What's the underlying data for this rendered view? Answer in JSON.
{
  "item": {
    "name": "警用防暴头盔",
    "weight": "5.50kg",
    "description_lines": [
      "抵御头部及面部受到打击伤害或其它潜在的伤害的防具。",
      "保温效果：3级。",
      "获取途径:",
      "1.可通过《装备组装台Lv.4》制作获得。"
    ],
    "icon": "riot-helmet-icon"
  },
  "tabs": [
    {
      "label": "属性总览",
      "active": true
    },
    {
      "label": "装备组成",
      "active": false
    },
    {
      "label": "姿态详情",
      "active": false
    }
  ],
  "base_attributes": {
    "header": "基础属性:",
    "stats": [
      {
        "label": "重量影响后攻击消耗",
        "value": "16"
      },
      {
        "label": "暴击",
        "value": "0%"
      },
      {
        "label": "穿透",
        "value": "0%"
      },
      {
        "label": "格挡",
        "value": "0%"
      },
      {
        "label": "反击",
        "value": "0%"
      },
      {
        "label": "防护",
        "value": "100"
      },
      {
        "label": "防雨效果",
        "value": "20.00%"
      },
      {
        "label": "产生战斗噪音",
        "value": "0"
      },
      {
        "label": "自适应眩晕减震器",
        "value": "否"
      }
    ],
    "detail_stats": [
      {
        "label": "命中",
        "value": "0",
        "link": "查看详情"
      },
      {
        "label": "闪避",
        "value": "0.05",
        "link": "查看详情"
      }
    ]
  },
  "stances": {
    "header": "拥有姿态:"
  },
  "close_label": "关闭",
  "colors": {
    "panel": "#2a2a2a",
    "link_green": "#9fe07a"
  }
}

=-=-=

Retype the records above exactly.

What's the underlying data for this rendered view? Answer in JSON.
{
  "item": {
    "name": "警用防暴头盔",
    "weight": "5.50kg",
    "description_lines": [
      "抵御头部及面部受到打击伤害或其它潜在的伤害的防具。",
      "保温效果：3级。",
      "获取途径:",
      "1.可通过《装备组装台Lv.4》制作获得。"
    ],
    "icon": "riot-helmet-icon"
  },
  "tabs": [
    {
      "label": "属性总览",
      "active": true
    },
    {
      "label": "装备组成",
      "active": false
    },
    {
      "label": "姿态详情",
      "active": false
    }
  ],
  "base_attributes": {
    "header": "基础属性:",
    "stats": [
      {
        "label": "重量影响后攻击消耗",
        "value": "16"
      },
      {
        "label": "暴击",
        "value": "0%"
      },
      {
        "label": "穿透",
        "value": "0%"
      },
      {
        "label": "格挡",
        "value": "0%"
      },
      {
        "label": "反击",
        "value": "0%"
      },
      {
        "label": "防护",
        "value": "100"
      },
      {
        "label": "防雨效果",
        "value": "20.00%"
      },
      {
        "label": "产生战斗噪音",
        "value": "0"
      },
      {
        "label": "自适应眩晕减震器",
        "value": "否"
      }
    ],
    "detail_stats": [
      {
        "label": "命中",
        "value": "0",
        "link": "查看详情"
      },
      {
        "label": "闪避",
        "value": "0.05",
        "link": "查看详情"
      }
    ]
  },
  "stances": {
    "header": "拥有姿态:"
  },
  "close_label": "关闭",
  "colors": {
    "panel": "#2a2a2a",
    "link_green": "#9fe07a"
  }
}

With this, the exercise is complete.